### Written instruction:
Check every line of the material below for the string "specifications", and return the ones that have it.

### Working data:
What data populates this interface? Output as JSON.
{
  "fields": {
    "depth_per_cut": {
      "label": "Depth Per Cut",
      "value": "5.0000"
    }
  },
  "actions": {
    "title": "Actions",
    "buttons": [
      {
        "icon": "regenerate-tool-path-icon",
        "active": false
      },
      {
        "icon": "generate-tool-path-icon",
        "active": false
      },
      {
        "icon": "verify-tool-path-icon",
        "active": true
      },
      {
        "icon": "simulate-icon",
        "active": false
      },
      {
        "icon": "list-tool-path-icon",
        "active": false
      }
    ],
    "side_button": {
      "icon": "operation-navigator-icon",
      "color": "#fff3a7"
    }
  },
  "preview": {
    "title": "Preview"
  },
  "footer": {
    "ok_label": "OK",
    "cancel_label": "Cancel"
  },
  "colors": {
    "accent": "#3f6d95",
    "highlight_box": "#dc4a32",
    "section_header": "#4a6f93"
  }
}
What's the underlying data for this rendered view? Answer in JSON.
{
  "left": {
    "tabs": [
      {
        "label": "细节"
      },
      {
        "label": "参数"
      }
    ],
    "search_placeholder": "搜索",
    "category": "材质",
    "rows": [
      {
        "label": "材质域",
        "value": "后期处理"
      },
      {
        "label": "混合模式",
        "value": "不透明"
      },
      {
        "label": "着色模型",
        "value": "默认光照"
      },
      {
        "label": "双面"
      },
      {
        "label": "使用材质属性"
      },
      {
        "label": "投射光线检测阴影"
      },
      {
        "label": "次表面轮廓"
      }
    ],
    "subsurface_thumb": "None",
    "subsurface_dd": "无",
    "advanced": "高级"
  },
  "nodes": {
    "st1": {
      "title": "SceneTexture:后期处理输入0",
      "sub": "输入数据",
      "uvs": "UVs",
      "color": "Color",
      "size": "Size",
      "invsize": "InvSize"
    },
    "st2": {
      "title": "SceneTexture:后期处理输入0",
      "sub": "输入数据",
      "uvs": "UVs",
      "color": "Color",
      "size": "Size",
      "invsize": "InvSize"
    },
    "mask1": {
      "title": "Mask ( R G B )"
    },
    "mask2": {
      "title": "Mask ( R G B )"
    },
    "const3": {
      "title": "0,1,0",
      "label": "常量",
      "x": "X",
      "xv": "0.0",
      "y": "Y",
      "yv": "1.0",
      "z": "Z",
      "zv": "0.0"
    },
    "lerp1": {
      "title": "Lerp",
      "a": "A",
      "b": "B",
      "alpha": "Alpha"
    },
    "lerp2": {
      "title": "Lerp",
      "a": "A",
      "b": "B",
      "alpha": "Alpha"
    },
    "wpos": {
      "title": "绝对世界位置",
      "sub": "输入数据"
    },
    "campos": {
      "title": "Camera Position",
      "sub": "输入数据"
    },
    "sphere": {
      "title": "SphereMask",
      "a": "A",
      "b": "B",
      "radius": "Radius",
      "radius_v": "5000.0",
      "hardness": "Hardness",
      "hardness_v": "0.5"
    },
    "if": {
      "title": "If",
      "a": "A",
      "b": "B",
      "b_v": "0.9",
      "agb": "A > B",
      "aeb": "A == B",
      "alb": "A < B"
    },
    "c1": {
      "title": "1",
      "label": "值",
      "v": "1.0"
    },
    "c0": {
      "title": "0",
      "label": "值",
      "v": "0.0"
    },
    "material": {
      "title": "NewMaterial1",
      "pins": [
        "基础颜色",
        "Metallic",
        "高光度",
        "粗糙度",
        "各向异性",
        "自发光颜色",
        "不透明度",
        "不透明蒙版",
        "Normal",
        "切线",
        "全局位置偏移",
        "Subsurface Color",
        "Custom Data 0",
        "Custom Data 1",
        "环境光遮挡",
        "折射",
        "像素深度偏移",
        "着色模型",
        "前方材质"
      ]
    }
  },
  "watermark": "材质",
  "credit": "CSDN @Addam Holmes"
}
...
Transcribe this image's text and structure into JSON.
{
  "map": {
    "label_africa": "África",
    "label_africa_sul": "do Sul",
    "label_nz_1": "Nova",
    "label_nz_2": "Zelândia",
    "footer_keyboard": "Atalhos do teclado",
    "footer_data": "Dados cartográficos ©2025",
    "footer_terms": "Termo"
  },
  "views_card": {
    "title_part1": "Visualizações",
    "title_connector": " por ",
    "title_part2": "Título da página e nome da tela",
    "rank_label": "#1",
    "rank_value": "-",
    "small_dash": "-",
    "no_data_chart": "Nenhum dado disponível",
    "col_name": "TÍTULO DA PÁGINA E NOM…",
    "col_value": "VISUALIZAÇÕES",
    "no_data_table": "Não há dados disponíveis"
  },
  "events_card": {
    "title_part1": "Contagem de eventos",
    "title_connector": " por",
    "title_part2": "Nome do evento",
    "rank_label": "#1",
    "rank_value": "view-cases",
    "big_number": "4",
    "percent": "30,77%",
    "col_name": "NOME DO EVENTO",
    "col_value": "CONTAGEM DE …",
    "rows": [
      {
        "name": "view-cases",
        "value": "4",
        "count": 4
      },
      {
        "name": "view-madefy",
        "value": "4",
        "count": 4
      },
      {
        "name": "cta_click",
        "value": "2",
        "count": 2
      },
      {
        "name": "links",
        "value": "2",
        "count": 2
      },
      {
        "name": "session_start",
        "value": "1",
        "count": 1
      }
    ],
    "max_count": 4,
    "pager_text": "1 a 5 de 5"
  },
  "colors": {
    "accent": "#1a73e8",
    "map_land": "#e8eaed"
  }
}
==
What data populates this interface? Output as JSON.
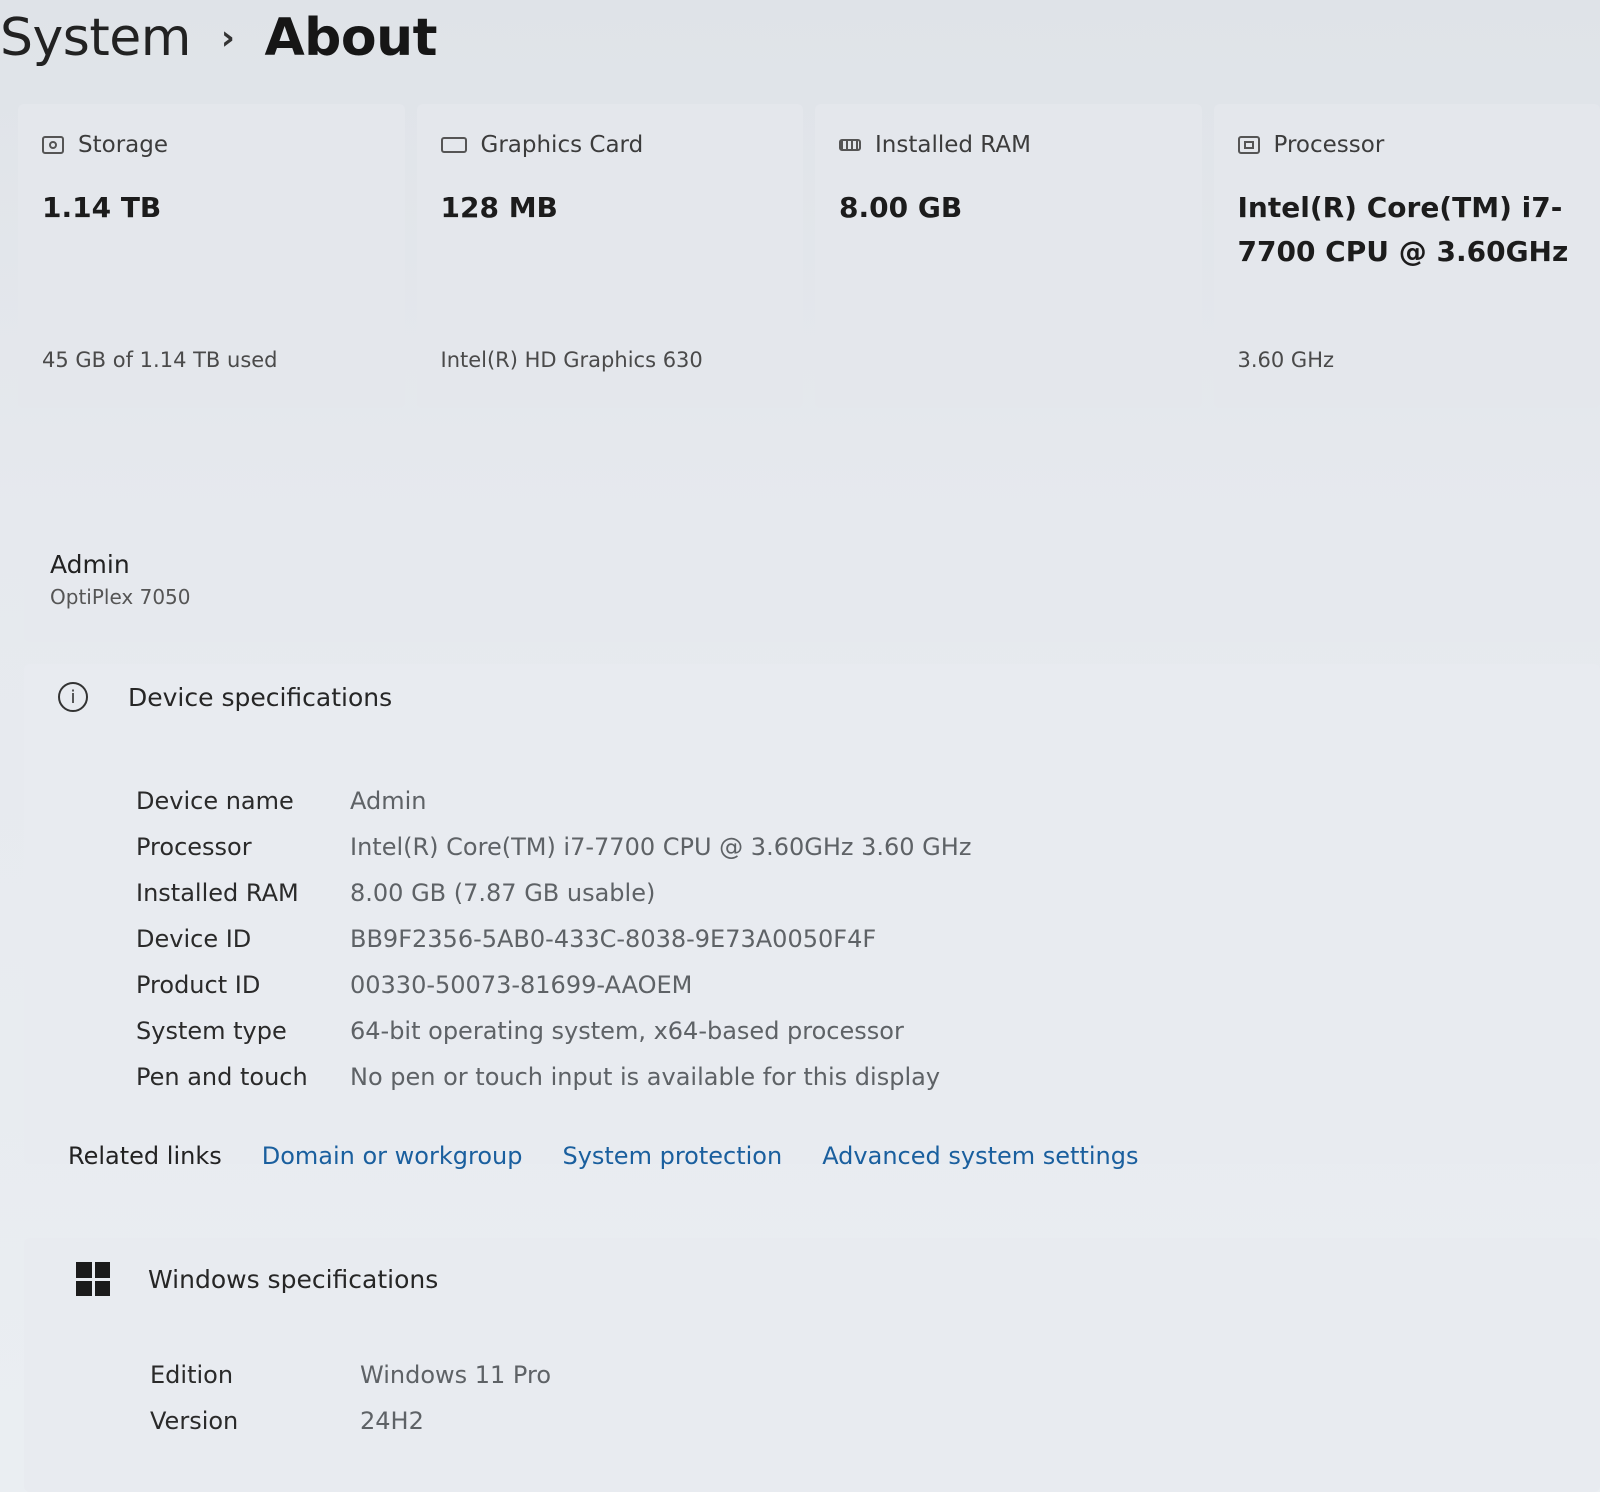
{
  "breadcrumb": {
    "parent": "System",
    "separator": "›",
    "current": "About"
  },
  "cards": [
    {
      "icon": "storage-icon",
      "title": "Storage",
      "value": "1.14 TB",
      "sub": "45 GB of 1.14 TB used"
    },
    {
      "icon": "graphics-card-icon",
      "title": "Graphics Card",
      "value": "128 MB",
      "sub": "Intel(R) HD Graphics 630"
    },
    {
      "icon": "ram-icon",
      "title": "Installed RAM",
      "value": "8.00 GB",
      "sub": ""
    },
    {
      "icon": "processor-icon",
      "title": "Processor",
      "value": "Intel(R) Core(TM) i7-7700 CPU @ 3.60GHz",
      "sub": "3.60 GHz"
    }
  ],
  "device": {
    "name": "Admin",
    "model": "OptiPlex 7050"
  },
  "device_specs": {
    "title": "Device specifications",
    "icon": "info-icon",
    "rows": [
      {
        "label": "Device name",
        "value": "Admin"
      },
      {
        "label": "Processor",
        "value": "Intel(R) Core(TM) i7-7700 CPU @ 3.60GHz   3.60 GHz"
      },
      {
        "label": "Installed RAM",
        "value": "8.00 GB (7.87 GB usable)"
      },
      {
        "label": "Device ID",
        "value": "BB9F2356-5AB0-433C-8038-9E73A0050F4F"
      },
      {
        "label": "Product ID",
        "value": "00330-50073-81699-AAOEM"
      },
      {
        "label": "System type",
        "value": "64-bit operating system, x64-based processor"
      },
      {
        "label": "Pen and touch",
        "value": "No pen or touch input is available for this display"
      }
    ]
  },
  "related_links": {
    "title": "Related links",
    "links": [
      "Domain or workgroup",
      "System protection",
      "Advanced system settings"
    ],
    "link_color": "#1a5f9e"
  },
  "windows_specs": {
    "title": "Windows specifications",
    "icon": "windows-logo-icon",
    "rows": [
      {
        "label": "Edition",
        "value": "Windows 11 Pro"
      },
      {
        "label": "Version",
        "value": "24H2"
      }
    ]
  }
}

### Response to the exercise:
    "title": "Device specifications",
    "title": "Windows specifications",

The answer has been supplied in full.